+++ Dataset records +++

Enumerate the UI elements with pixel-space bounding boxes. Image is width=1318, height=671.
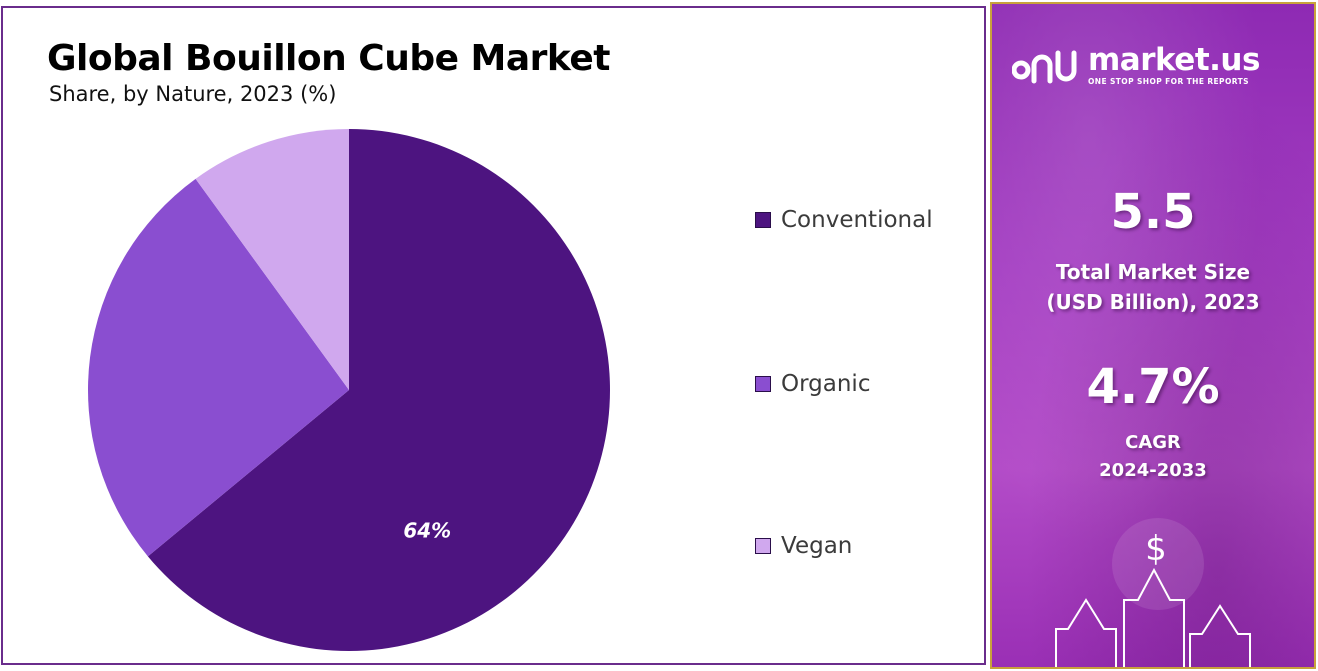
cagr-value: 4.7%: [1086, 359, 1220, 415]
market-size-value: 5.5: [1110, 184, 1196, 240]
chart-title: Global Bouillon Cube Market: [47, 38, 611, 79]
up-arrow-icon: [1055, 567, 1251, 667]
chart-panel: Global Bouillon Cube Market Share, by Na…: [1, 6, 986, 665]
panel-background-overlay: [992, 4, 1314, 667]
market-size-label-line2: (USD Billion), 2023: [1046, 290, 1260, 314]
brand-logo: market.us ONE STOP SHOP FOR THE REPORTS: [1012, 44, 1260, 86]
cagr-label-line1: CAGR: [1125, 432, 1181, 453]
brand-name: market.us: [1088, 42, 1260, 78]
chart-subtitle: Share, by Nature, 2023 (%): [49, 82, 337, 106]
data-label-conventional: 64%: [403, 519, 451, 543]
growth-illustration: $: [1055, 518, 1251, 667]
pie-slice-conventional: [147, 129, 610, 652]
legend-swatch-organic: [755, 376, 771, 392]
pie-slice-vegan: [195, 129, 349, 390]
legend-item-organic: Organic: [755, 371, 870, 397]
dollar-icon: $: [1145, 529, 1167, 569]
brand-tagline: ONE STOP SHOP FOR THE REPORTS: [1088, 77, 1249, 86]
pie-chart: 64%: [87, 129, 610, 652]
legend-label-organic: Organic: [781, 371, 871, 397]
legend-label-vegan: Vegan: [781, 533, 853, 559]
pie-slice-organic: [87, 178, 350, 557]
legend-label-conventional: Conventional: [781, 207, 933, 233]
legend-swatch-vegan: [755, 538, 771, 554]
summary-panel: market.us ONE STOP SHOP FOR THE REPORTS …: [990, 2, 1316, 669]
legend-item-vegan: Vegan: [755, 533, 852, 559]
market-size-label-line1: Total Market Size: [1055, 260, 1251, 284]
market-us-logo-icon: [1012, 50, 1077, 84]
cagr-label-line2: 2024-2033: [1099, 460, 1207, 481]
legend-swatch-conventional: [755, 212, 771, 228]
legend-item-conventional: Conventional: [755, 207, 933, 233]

+++
+++ Dataset records +++

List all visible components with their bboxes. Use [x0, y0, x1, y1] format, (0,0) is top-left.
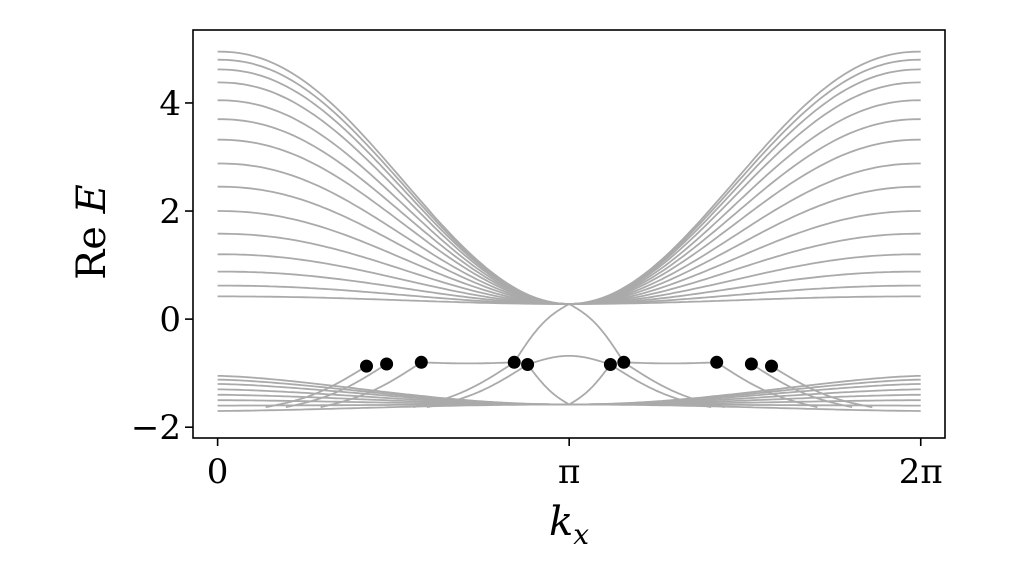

+++
+++ Dataset records +++

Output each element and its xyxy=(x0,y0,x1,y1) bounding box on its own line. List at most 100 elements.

+++

* _Aim of the exercise_: Please write out the entries again, from the line with "Enumerate the UI" to the line with "legend-item-conventional: Conventional: [755, 207, 933, 233]", swapping "Bouillon Cube" for "Stock Cube" and changing nothing else. Leave the pictures out of your answer.

* _Answer_:
Enumerate the UI elements with pixel-space bounding boxes. Image is width=1318, height=671.
cagr-value: 4.7%: [1086, 359, 1220, 415]
market-size-value: 5.5: [1110, 184, 1196, 240]
chart-title: Global Stock Cube Market: [47, 38, 611, 79]
up-arrow-icon: [1055, 567, 1251, 667]
chart-panel: Global Stock Cube Market Share, by Na…: [1, 6, 986, 665]
panel-background-overlay: [992, 4, 1314, 667]
market-size-label-line2: (USD Billion), 2023: [1046, 290, 1260, 314]
brand-logo: market.us ONE STOP SHOP FOR THE REPORTS: [1012, 44, 1260, 86]
cagr-label-line1: CAGR: [1125, 432, 1181, 453]
brand-name: market.us: [1088, 42, 1260, 78]
chart-subtitle: Share, by Nature, 2023 (%): [49, 82, 337, 106]
data-label-conventional: 64%: [403, 519, 451, 543]
growth-illustration: $: [1055, 518, 1251, 667]
pie-slice-conventional: [147, 129, 610, 652]
legend-swatch-organic: [755, 376, 771, 392]
pie-slice-vegan: [195, 129, 349, 390]
legend-item-organic: Organic: [755, 371, 870, 397]
dollar-icon: $: [1145, 529, 1167, 569]
brand-tagline: ONE STOP SHOP FOR THE REPORTS: [1088, 77, 1249, 86]
pie-chart: 64%: [87, 129, 610, 652]
legend-label-organic: Organic: [781, 371, 871, 397]
legend-label-vegan: Vegan: [781, 533, 853, 559]
pie-slice-organic: [87, 178, 350, 557]
legend-label-conventional: Conventional: [781, 207, 933, 233]
legend-swatch-vegan: [755, 538, 771, 554]
summary-panel: market.us ONE STOP SHOP FOR THE REPORTS …: [990, 2, 1316, 669]
legend-item-vegan: Vegan: [755, 533, 852, 559]
market-size-label-line1: Total Market Size: [1055, 260, 1251, 284]
market-us-logo-icon: [1012, 50, 1077, 84]
cagr-label-line2: 2024-2033: [1099, 460, 1207, 481]
legend-swatch-conventional: [755, 212, 771, 228]
legend-item-conventional: Conventional: [755, 207, 933, 233]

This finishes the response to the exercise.